__GIVEN EXERCISE__
Give all of the lines again, with nothing added or dropped.

[Data records]
=====

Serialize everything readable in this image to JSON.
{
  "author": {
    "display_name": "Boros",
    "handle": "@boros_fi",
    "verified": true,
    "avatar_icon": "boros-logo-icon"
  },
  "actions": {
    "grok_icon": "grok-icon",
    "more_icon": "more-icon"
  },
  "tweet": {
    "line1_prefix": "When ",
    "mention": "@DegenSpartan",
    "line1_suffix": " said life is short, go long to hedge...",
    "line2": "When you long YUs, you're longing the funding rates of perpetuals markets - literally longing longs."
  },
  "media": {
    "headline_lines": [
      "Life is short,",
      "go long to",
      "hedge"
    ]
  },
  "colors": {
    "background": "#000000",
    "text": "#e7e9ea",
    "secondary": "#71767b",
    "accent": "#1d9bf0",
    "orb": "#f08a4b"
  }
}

=====

__RESPONSE TO THIS EXERCISE__
Serialize everything readable in this image to JSON.
{
  "author": {
    "display_name": "Boros",
    "handle": "@boros_fi",
    "verified": true,
    "avatar_icon": "boros-logo-icon"
  },
  "actions": {
    "grok_icon": "grok-icon",
    "more_icon": "more-icon"
  },
  "tweet": {
    "line1_prefix": "When ",
    "mention": "@DegenSpartan",
    "line1_suffix": " said life is short, go long to hedge...",
    "line2": "When you long YUs, you're longing the funding rates of perpetuals markets - literally longing longs."
  },
  "media": {
    "headline_lines": [
      "Life is short,",
      "go long to",
      "hedge"
    ]
  },
  "colors": {
    "background": "#000000",
    "text": "#e7e9ea",
    "secondary": "#71767b",
    "accent": "#1d9bf0",
    "orb": "#f08a4b"
  }
}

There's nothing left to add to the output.